Records supplied:

>> BEGIN

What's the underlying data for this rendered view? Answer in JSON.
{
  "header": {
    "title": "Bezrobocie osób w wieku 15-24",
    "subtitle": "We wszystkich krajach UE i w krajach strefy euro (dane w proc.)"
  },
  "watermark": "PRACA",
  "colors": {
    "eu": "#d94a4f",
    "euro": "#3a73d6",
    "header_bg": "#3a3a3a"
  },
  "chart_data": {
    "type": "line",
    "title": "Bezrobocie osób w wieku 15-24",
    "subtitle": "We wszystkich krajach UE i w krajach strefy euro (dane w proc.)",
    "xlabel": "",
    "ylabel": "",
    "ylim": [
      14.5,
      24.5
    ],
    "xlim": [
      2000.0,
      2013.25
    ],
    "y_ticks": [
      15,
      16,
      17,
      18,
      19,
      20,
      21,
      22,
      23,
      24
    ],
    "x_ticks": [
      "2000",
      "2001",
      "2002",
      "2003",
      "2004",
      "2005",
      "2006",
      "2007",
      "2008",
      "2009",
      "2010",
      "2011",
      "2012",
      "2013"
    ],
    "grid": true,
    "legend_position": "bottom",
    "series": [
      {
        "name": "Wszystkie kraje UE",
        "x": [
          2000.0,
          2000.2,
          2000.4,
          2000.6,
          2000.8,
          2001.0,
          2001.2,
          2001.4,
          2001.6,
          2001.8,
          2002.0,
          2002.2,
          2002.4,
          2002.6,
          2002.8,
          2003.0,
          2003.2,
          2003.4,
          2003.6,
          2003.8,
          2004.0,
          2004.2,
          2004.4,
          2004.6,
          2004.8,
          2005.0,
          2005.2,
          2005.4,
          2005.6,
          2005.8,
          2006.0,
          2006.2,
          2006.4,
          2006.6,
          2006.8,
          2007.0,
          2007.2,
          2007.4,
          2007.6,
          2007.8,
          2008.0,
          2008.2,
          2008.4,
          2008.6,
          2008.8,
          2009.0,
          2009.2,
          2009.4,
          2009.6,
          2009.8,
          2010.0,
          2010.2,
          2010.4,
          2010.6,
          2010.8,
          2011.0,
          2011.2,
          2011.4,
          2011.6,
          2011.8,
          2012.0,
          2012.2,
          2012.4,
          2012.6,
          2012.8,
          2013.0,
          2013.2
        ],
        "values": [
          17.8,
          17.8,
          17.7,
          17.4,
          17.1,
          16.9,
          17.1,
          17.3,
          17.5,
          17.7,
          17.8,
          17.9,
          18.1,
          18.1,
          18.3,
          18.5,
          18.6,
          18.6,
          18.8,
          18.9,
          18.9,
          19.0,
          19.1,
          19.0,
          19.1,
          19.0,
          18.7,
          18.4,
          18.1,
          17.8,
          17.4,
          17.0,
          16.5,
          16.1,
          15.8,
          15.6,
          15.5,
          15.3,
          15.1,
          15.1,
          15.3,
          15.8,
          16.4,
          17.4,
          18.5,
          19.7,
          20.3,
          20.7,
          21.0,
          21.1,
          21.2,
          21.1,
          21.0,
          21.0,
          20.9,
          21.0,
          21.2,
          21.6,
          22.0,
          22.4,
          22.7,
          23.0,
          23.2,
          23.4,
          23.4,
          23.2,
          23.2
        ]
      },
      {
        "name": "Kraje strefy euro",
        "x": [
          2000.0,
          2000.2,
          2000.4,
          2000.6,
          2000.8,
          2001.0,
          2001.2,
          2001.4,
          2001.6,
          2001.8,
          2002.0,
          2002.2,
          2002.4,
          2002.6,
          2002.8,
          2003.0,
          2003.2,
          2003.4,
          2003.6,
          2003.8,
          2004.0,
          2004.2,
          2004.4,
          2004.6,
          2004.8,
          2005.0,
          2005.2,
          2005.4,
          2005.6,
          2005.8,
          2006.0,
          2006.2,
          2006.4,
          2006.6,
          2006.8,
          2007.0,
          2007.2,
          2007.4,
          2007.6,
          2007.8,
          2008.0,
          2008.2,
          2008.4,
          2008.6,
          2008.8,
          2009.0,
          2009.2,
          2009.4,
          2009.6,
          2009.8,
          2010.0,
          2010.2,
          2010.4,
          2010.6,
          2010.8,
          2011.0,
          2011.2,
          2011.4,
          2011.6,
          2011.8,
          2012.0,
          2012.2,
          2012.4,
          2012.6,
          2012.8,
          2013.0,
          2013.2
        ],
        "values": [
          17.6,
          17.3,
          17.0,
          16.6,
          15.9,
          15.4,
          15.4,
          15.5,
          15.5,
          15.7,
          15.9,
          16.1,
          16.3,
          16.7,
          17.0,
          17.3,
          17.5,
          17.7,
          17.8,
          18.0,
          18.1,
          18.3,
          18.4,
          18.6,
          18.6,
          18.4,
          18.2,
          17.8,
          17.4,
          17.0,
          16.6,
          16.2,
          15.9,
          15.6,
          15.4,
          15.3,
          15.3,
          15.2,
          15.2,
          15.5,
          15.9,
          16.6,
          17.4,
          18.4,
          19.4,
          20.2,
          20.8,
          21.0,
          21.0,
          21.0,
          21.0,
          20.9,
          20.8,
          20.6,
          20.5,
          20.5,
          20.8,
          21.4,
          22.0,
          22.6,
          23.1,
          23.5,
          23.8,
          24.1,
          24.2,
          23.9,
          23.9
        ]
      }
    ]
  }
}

>> END

Description of the task:
Work out the number of lines in this listing that include the word "euro". Reply with that number only.

Final result:
4